__Dataset excerpt__.
* begin *
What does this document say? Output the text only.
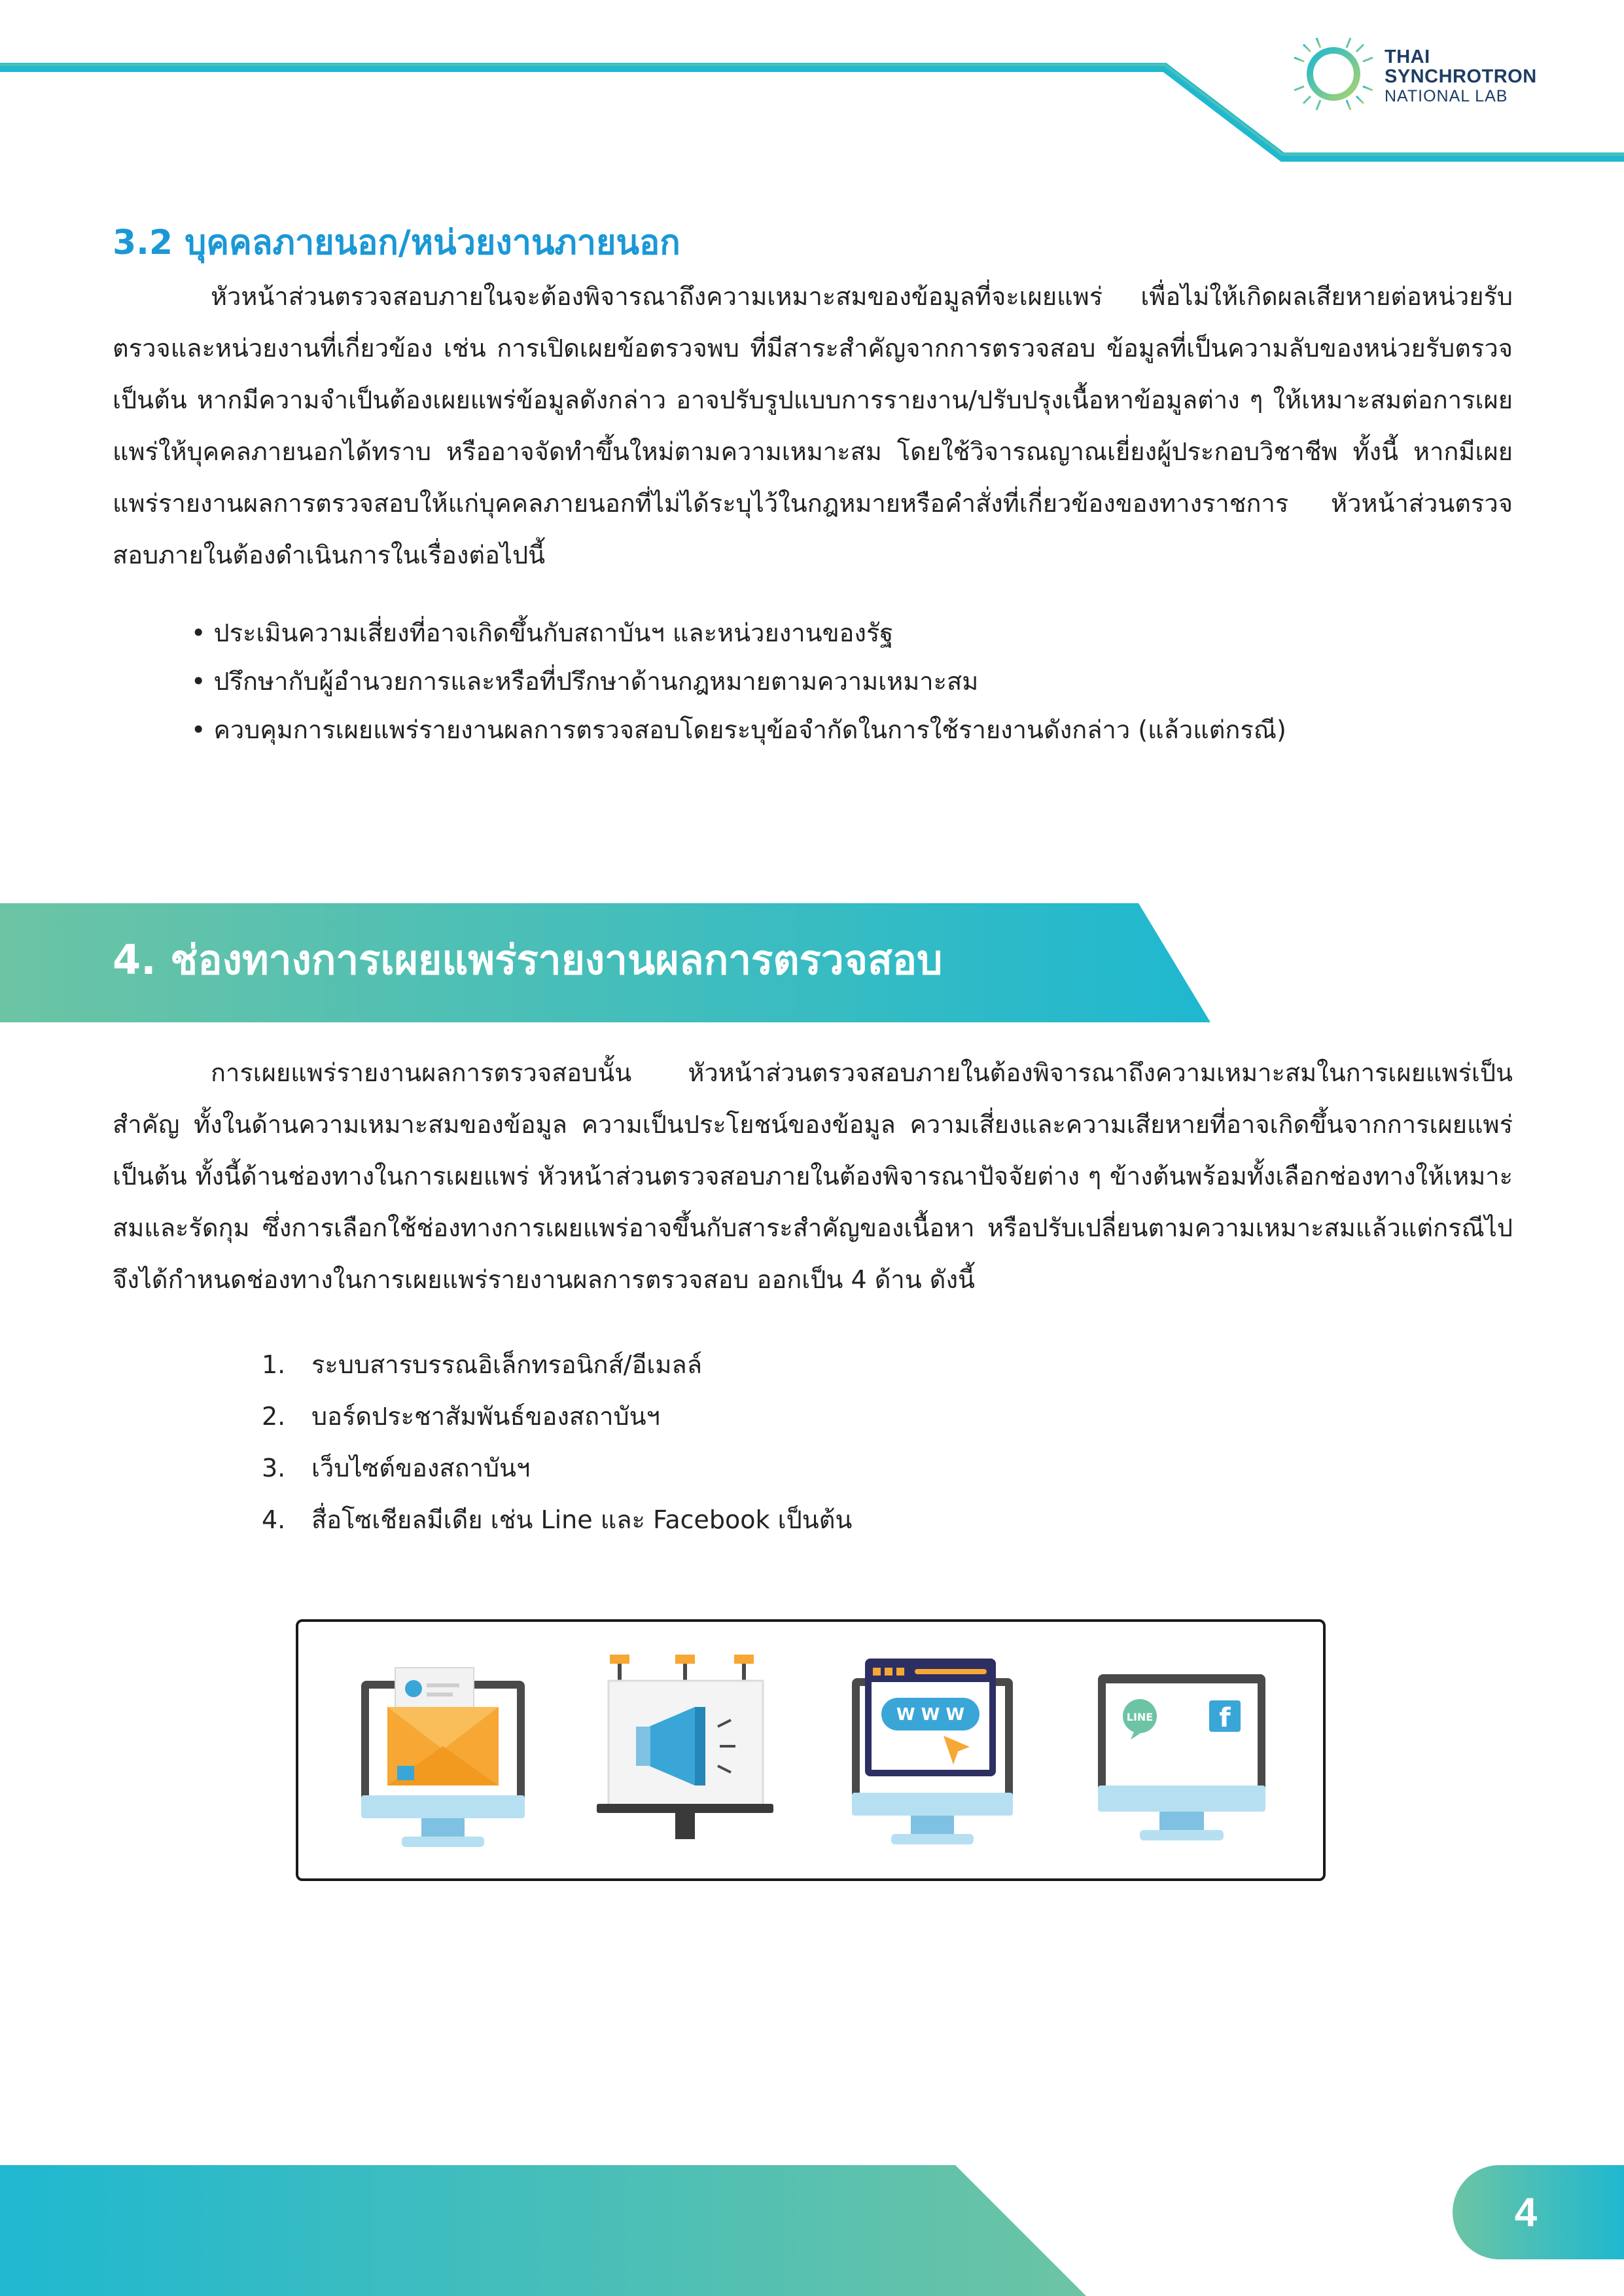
THAI
SYNCHROTRON
NATIONAL LAB
3.2 บุคคลภายนอก/หน่วยงานภายนอก

หัวหน้าส่วนตรวจสอบภายในจะต้องพิจารณาถึงความเหมาะสมของข้อมูลที่จะเผยแพร่ เพื่อไม่ให้เกิดผลเสียหายต่อหน่วยรับตรวจและหน่วยงานที่เกี่ยวข้อง เช่น การเปิดเผยข้อตรวจพบ ที่มีสาระสำคัญจากการตรวจสอบ ข้อมูลที่เป็นความลับของหน่วยรับตรวจ เป็นต้น หากมีความจำเป็นต้องเผยแพร่ข้อมูลดังกล่าว อาจปรับรูปแบบการรายงาน/ปรับปรุงเนื้อหาข้อมูลต่าง ๆ ให้เหมาะสมต่อการเผยแพร่ให้บุคคลภายนอกได้ทราบ หรืออาจจัดทำขึ้นใหม่ตามความเหมาะสม โดยใช้วิจารณญาณเยี่ยงผู้ประกอบวิชาชีพ ทั้งนี้ หากมีเผยแพร่รายงานผลการตรวจสอบให้แก่บุคคลภายนอกที่ไม่ได้ระบุไว้ในกฎหมายหรือคำสั่งที่เกี่ยวข้องของทางราชการ หัวหน้าส่วนตรวจสอบภายในต้องดำเนินการในเรื่องต่อไปนี้

• ประเมินความเสี่ยงที่อาจเกิดขึ้นกับสถาบันฯ และหน่วยงานของรัฐ
• ปรึกษากับผู้อำนวยการและหรือที่ปรึกษาด้านกฎหมายตามความเหมาะสม
• ควบคุมการเผยแพร่รายงานผลการตรวจสอบโดยระบุข้อจำกัดในการใช้รายงานดังกล่าว (แล้วแต่กรณี)
4. ช่องทางการเผยแพร่รายงานผลการตรวจสอบ

การเผยแพร่รายงานผลการตรวจสอบนั้น หัวหน้าส่วนตรวจสอบภายในต้องพิจารณาถึงความเหมาะสมในการเผยแพร่เป็นสำคัญ ทั้งในด้านความเหมาะสมของข้อมูล ความเป็นประโยชน์ของข้อมูล ความเสี่ยงและความเสียหายที่อาจเกิดขึ้นจากการเผยแพร่ เป็นต้น ทั้งนี้ด้านช่องทางในการเผยแพร่ หัวหน้าส่วนตรวจสอบภายในต้องพิจารณาปัจจัยต่าง ๆ ข้างต้นพร้อมทั้งเลือกช่องทางให้เหมาะสมและรัดกุม ซึ่งการเลือกใช้ช่องทางการเผยแพร่อาจขึ้นกับสาระสำคัญของเนื้อหา หรือปรับเปลี่ยนตามความเหมาะสมแล้วแต่กรณีไป จึงได้กำหนดช่องทางในการเผยแพร่รายงานผลการตรวจสอบ ออกเป็น 4 ด้าน ดังนี้

1.	ระบบสารบรรณอิเล็กทรอนิกส์/อีเมลล์
2.	บอร์ดประชาสัมพันธ์ของสถาบันฯ
3.	เว็บไซต์ของสถาบันฯ
4.	สื่อโซเชียลมีเดีย เช่น Line และ Facebook เป็นต้น
W W W	LINE	f
4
* end *
__The task__. Copy the entries exactly. Leave out the images.

__Solution to this task__.
What does this document say? Output the text only.
THAI
SYNCHROTRON
NATIONAL LAB
3.2 บุคคลภายนอก/หน่วยงานภายนอก

หัวหน้าส่วนตรวจสอบภายในจะต้องพิจารณาถึงความเหมาะสมของข้อมูลที่จะเผยแพร่ เพื่อไม่ให้เกิดผลเสียหายต่อหน่วยรับตรวจและหน่วยงานที่เกี่ยวข้อง เช่น การเปิดเผยข้อตรวจพบ ที่มีสาระสำคัญจากการตรวจสอบ ข้อมูลที่เป็นความลับของหน่วยรับตรวจ เป็นต้น หากมีความจำเป็นต้องเผยแพร่ข้อมูลดังกล่าว อาจปรับรูปแบบการรายงาน/ปรับปรุงเนื้อหาข้อมูลต่าง ๆ ให้เหมาะสมต่อการเผยแพร่ให้บุคคลภายนอกได้ทราบ หรืออาจจัดทำขึ้นใหม่ตามความเหมาะสม โดยใช้วิจารณญาณเยี่ยงผู้ประกอบวิชาชีพ ทั้งนี้ หากมีเผยแพร่รายงานผลการตรวจสอบให้แก่บุคคลภายนอกที่ไม่ได้ระบุไว้ในกฎหมายหรือคำสั่งที่เกี่ยวข้องของทางราชการ หัวหน้าส่วนตรวจสอบภายในต้องดำเนินการในเรื่องต่อไปนี้

• ประเมินความเสี่ยงที่อาจเกิดขึ้นกับสถาบันฯ และหน่วยงานของรัฐ
• ปรึกษากับผู้อำนวยการและหรือที่ปรึกษาด้านกฎหมายตามความเหมาะสม
• ควบคุมการเผยแพร่รายงานผลการตรวจสอบโดยระบุข้อจำกัดในการใช้รายงานดังกล่าว (แล้วแต่กรณี)
4. ช่องทางการเผยแพร่รายงานผลการตรวจสอบ

การเผยแพร่รายงานผลการตรวจสอบนั้น หัวหน้าส่วนตรวจสอบภายในต้องพิจารณาถึงความเหมาะสมในการเผยแพร่เป็นสำคัญ ทั้งในด้านความเหมาะสมของข้อมูล ความเป็นประโยชน์ของข้อมูล ความเสี่ยงและความเสียหายที่อาจเกิดขึ้นจากการเผยแพร่ เป็นต้น ทั้งนี้ด้านช่องทางในการเผยแพร่ หัวหน้าส่วนตรวจสอบภายในต้องพิจารณาปัจจัยต่าง ๆ ข้างต้นพร้อมทั้งเลือกช่องทางให้เหมาะสมและรัดกุม ซึ่งการเลือกใช้ช่องทางการเผยแพร่อาจขึ้นกับสาระสำคัญของเนื้อหา หรือปรับเปลี่ยนตามความเหมาะสมแล้วแต่กรณีไป จึงได้กำหนดช่องทางในการเผยแพร่รายงานผลการตรวจสอบ ออกเป็น 4 ด้าน ดังนี้

1.	ระบบสารบรรณอิเล็กทรอนิกส์/อีเมลล์
2.	บอร์ดประชาสัมพันธ์ของสถาบันฯ
3.	เว็บไซต์ของสถาบันฯ
4.	สื่อโซเชียลมีเดีย เช่น Line และ Facebook เป็นต้น
W W W	LINE	f
4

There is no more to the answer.